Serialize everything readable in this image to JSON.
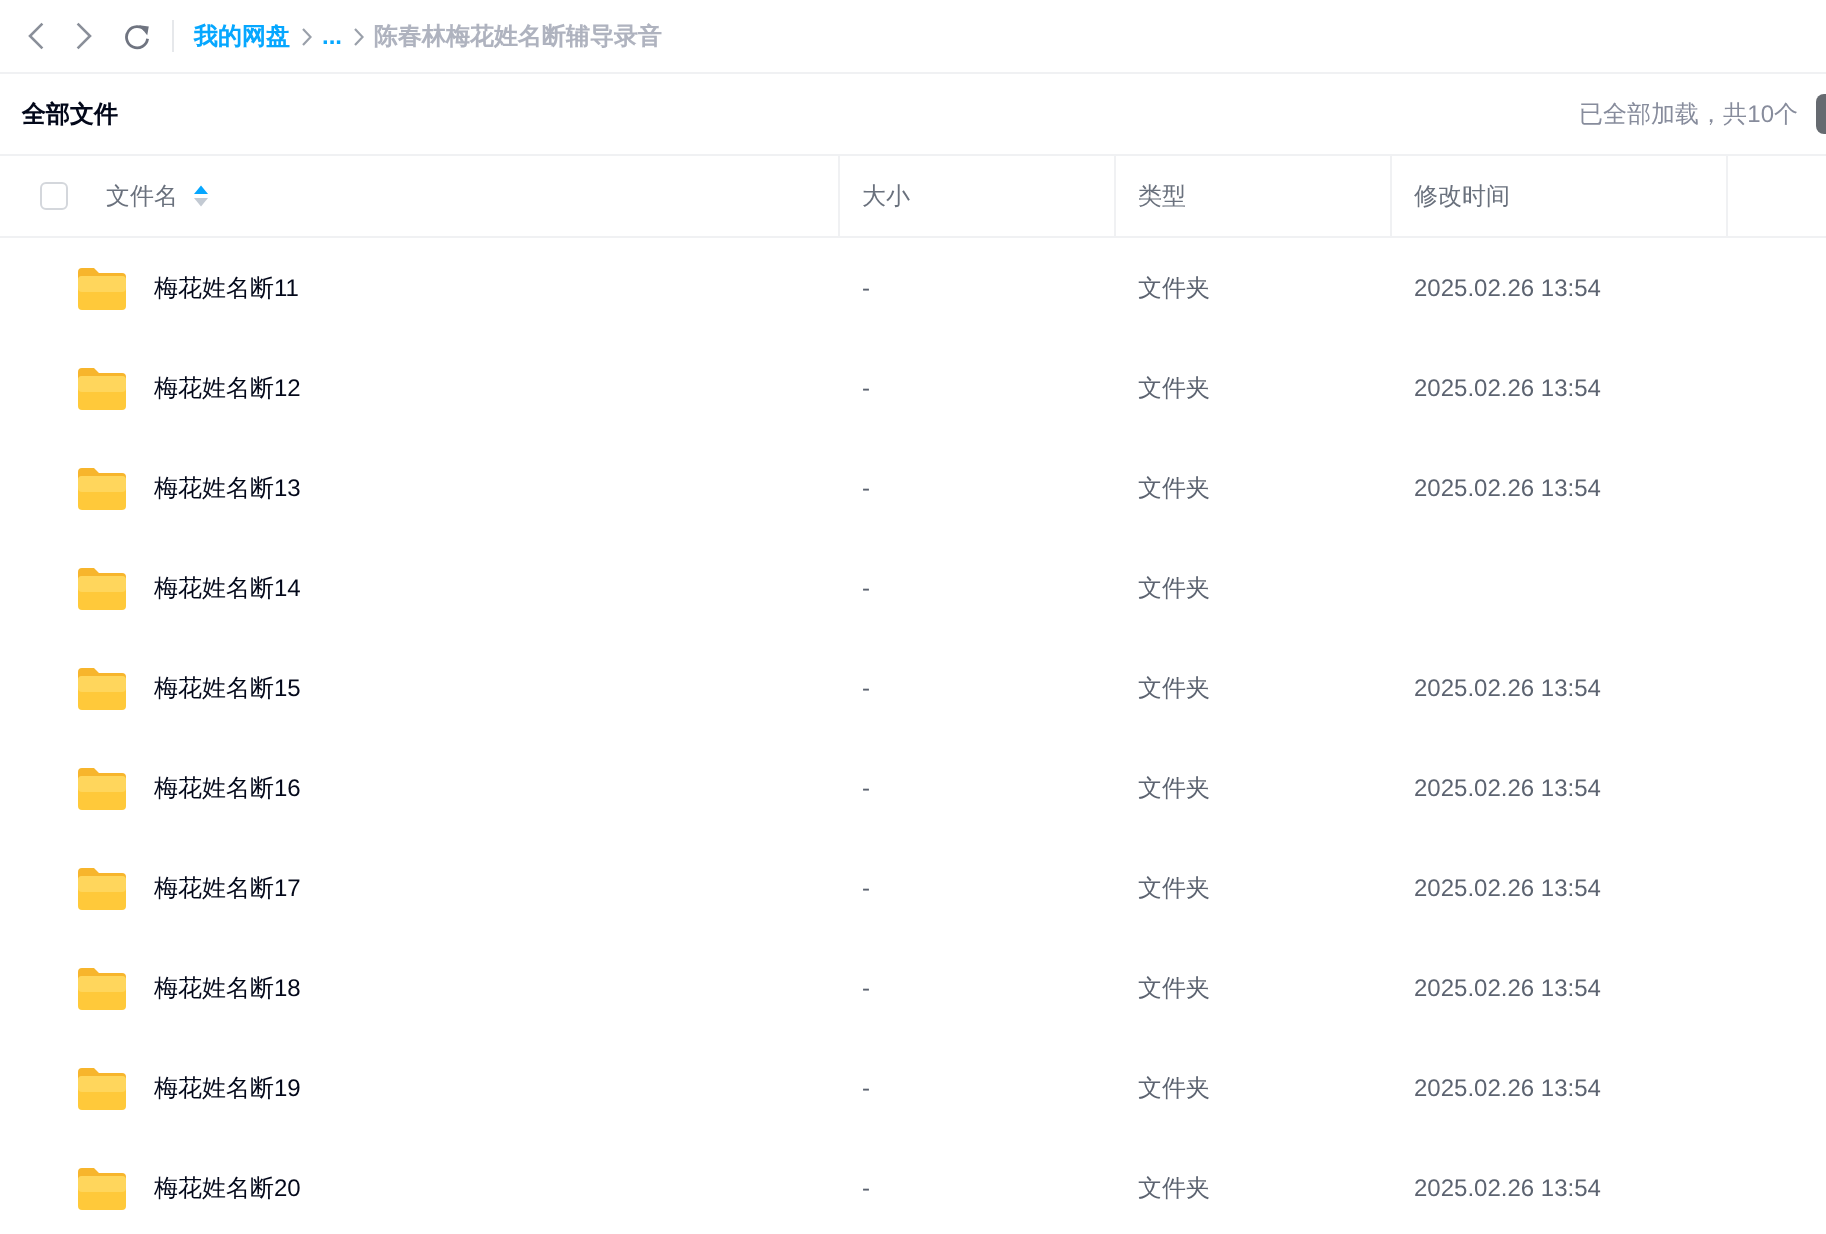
{
  "nav": {
    "breadcrumb": [
      {
        "label": "我的网盘",
        "kind": "link"
      },
      {
        "label": "...",
        "kind": "link"
      },
      {
        "label": "陈春林梅花姓名断辅导录音",
        "kind": "current"
      }
    ]
  },
  "toolbar": {
    "title": "全部文件",
    "status": "已全部加载，共10个"
  },
  "table": {
    "select_all": {
      "checked": false
    },
    "columns": [
      {
        "label": "文件名",
        "sorted": true
      },
      {
        "label": "大小",
        "sorted": false
      },
      {
        "label": "类型",
        "sorted": false
      },
      {
        "label": "修改时间",
        "sorted": false
      }
    ],
    "rows": [
      {
        "name": "梅花姓名断11",
        "size": "-",
        "type": "文件夹",
        "modified": "2025.02.26 13:54"
      },
      {
        "name": "梅花姓名断12",
        "size": "-",
        "type": "文件夹",
        "modified": "2025.02.26 13:54"
      },
      {
        "name": "梅花姓名断13",
        "size": "-",
        "type": "文件夹",
        "modified": "2025.02.26 13:54"
      },
      {
        "name": "梅花姓名断14",
        "size": "-",
        "type": "文件夹"
      },
      {
        "name": "梅花姓名断15",
        "size": "-",
        "type": "文件夹",
        "modified": "2025.02.26 13:54"
      },
      {
        "name": "梅花姓名断16",
        "size": "-",
        "type": "文件夹",
        "modified": "2025.02.26 13:54"
      },
      {
        "name": "梅花姓名断17",
        "size": "-",
        "type": "文件夹",
        "modified": "2025.02.26 13:54"
      },
      {
        "name": "梅花姓名断18",
        "size": "-",
        "type": "文件夹",
        "modified": "2025.02.26 13:54"
      },
      {
        "name": "梅花姓名断19",
        "size": "-",
        "type": "文件夹",
        "modified": "2025.02.26 13:54"
      },
      {
        "name": "梅花姓名断20",
        "size": "-",
        "type": "文件夹",
        "modified": "2025.02.26 13:54"
      }
    ]
  }
}
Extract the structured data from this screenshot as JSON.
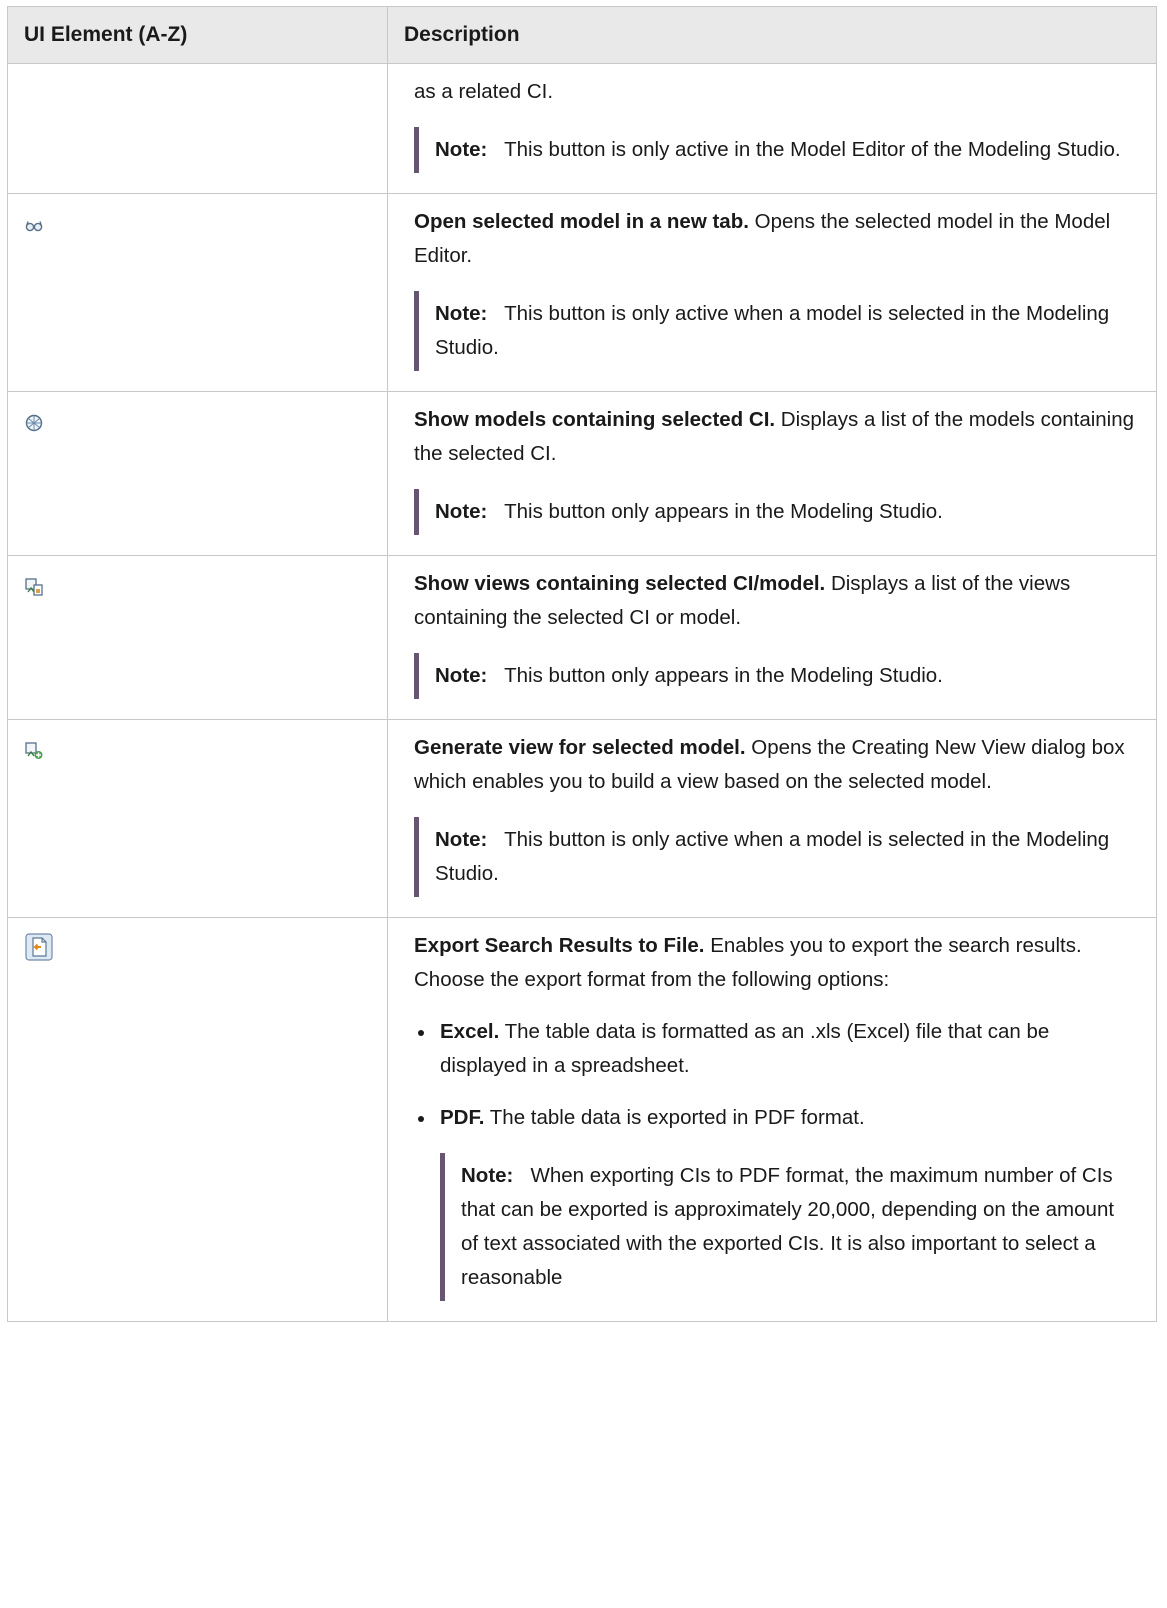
{
  "table": {
    "headers": [
      "UI Element (A-Z)",
      "Description"
    ],
    "rows": [
      {
        "icon": "",
        "desc_text": "as a related CI.",
        "note_label": "Note:",
        "note_text": "This button is only active in the Model Editor of the Modeling Studio."
      },
      {
        "icon": "open-model-in-new-tab-icon",
        "title": "Open selected model in a new tab.",
        "desc_text": "Opens the selected model in the Model Editor.",
        "note_label": "Note:",
        "note_text": "This button is only active when a model is selected in the Modeling Studio."
      },
      {
        "icon": "show-models-containing-ci-icon",
        "title": "Show models containing selected CI.",
        "desc_text": "Displays a list of the models containing the selected CI.",
        "note_label": "Note:",
        "note_text": "This button only appears in the Modeling Studio."
      },
      {
        "icon": "show-views-containing-ci-icon",
        "title": "Show views containing selected CI/model.",
        "desc_text": "Displays a list of the views containing the selected CI or model.",
        "note_label": "Note:",
        "note_text": "This button only appears in the Modeling Studio."
      },
      {
        "icon": "generate-view-icon",
        "title": "Generate view for selected model.",
        "desc_text": "Opens the Creating New View dialog box which enables you to build a view based on the selected model.",
        "note_label": "Note:",
        "note_text": "This button is only active when a model is selected in the Modeling Studio."
      },
      {
        "icon": "export-to-file-icon",
        "title": "Export Search Results to File.",
        "desc_text": "Enables you to export the search results. Choose the export format from the following options:",
        "options": [
          {
            "label": "Excel.",
            "text": "The table data is formatted as an .xls (Excel) file that can be displayed in a spreadsheet."
          },
          {
            "label": "PDF.",
            "text": "The table data is exported in PDF format."
          }
        ],
        "note_label": "Note:",
        "note_text": "When exporting CIs to PDF format, the maximum number of CIs that can be exported is approximately 20,000, depending on the amount of text associated with the exported CIs. It is also important to select a reasonable"
      }
    ]
  }
}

----------------

- PROBLEM DETAILS -
All of the records need repeating exactly, except for the pictures.

- REPLY -
Serialize everything readable in this image to JSON.
{
  "nav": {
    "breadcrumb": [
      {
        "label": "我的网盘",
        "kind": "link"
      },
      {
        "label": "...",
        "kind": "link"
      },
      {
        "label": "陈春林梅花姓名断辅导录音",
        "kind": "current"
      }
    ]
  },
  "toolbar": {
    "title": "全部文件",
    "status": "已全部加载，共10个"
  },
  "table": {
    "select_all": {
      "checked": false
    },
    "columns": [
      {
        "label": "文件名",
        "sorted": true
      },
      {
        "label": "大小",
        "sorted": false
      },
      {
        "label": "类型",
        "sorted": false
      },
      {
        "label": "修改时间",
        "sorted": false
      }
    ],
    "rows": [
      {
        "name": "梅花姓名断11",
        "size": "-",
        "type": "文件夹",
        "modified": "2025.02.26 13:54"
      },
      {
        "name": "梅花姓名断12",
        "size": "-",
        "type": "文件夹",
        "modified": "2025.02.26 13:54"
      },
      {
        "name": "梅花姓名断13",
        "size": "-",
        "type": "文件夹",
        "modified": "2025.02.26 13:54"
      },
      {
        "name": "梅花姓名断14",
        "size": "-",
        "type": "文件夹"
      },
      {
        "name": "梅花姓名断15",
        "size": "-",
        "type": "文件夹",
        "modified": "2025.02.26 13:54"
      },
      {
        "name": "梅花姓名断16",
        "size": "-",
        "type": "文件夹",
        "modified": "2025.02.26 13:54"
      },
      {
        "name": "梅花姓名断17",
        "size": "-",
        "type": "文件夹",
        "modified": "2025.02.26 13:54"
      },
      {
        "name": "梅花姓名断18",
        "size": "-",
        "type": "文件夹",
        "modified": "2025.02.26 13:54"
      },
      {
        "name": "梅花姓名断19",
        "size": "-",
        "type": "文件夹",
        "modified": "2025.02.26 13:54"
      },
      {
        "name": "梅花姓名断20",
        "size": "-",
        "type": "文件夹",
        "modified": "2025.02.26 13:54"
      }
    ]
  }
}
Extract the structured data from this screenshot as JSON.
{
  "table": {
    "headers": [
      "UI Element (A-Z)",
      "Description"
    ],
    "rows": [
      {
        "icon": "",
        "desc_text": "as a related CI.",
        "note_label": "Note:",
        "note_text": "This button is only active in the Model Editor of the Modeling Studio."
      },
      {
        "icon": "open-model-in-new-tab-icon",
        "title": "Open selected model in a new tab.",
        "desc_text": "Opens the selected model in the Model Editor.",
        "note_label": "Note:",
        "note_text": "This button is only active when a model is selected in the Modeling Studio."
      },
      {
        "icon": "show-models-containing-ci-icon",
        "title": "Show models containing selected CI.",
        "desc_text": "Displays a list of the models containing the selected CI.",
        "note_label": "Note:",
        "note_text": "This button only appears in the Modeling Studio."
      },
      {
        "icon": "show-views-containing-ci-icon",
        "title": "Show views containing selected CI/model.",
        "desc_text": "Displays a list of the views containing the selected CI or model.",
        "note_label": "Note:",
        "note_text": "This button only appears in the Modeling Studio."
      },
      {
        "icon": "generate-view-icon",
        "title": "Generate view for selected model.",
        "desc_text": "Opens the Creating New View dialog box which enables you to build a view based on the selected model.",
        "note_label": "Note:",
        "note_text": "This button is only active when a model is selected in the Modeling Studio."
      },
      {
        "icon": "export-to-file-icon",
        "title": "Export Search Results to File.",
        "desc_text": "Enables you to export the search results. Choose the export format from the following options:",
        "options": [
          {
            "label": "Excel.",
            "text": "The table data is formatted as an .xls (Excel) file that can be displayed in a spreadsheet."
          },
          {
            "label": "PDF.",
            "text": "The table data is exported in PDF format."
          }
        ],
        "note_label": "Note:",
        "note_text": "When exporting CIs to PDF format, the maximum number of CIs that can be exported is approximately 20,000, depending on the amount of text associated with the exported CIs. It is also important to select a reasonable"
      }
    ]
  }
}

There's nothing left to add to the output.